• _EXTRACTED TEXT_:
►

I'm sorry the error occurs with data filtered.
let df = get_data();
let df = df
.lazy()
.filter(col("openTime").gt_eq(lit(1671840000000i64)).and(col("openTime").lt(lit(1671926400000i64))))
.collect()
.unwrap();
let json = convert_df_to_json_data(&df);
The buffer has to be contain the json string but the result is empty
# println!("{:?}", df); // after filtering
shape: (96, 6)

◄

(Stored data entries)
►

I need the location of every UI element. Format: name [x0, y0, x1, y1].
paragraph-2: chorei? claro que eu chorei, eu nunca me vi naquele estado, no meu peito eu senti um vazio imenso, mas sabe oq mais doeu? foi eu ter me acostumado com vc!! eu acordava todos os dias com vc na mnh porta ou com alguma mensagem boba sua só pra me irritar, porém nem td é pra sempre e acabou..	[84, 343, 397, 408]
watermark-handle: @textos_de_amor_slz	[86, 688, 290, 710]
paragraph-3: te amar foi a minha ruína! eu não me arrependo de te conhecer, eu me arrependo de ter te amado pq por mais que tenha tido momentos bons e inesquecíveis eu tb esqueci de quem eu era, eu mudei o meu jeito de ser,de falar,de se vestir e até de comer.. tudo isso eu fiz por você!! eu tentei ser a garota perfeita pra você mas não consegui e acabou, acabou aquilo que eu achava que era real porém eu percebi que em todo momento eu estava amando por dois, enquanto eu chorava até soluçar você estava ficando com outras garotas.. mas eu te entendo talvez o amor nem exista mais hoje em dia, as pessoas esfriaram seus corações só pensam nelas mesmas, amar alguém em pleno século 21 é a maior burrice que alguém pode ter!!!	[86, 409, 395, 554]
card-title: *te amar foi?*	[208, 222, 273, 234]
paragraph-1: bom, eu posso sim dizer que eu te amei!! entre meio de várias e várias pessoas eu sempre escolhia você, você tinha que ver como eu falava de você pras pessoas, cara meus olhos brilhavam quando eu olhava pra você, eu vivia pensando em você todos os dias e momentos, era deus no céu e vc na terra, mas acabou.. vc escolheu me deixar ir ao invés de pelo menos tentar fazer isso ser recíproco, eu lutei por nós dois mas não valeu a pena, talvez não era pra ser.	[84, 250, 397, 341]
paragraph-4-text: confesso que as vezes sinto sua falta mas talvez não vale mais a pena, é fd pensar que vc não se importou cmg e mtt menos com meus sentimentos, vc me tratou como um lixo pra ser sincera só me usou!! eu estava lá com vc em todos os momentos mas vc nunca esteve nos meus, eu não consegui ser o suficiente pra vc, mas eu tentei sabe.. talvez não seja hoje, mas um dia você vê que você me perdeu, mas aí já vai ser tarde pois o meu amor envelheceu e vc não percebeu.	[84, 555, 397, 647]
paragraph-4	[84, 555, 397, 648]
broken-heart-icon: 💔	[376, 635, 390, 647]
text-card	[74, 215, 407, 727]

◄

• _INSTRUCTIONS TO FOLLOW_:
For each statement below, say yes or no to whether it agrees with the excerpt on filtering data before converting it to JSON, and quote the words that decide it.
1. The error shows up when the data is filtered.
2. The buffer ends up holding the JSON string.
3. The data printed after filtering has the shape (96, 6).

• _TASK OUTPUT_:
1. Yes: "I'm sorry the error occurs with data filtered."
2. No: "The buffer has to be contain the json string but the result is empty"
3. Yes: "shape: (96, 6)"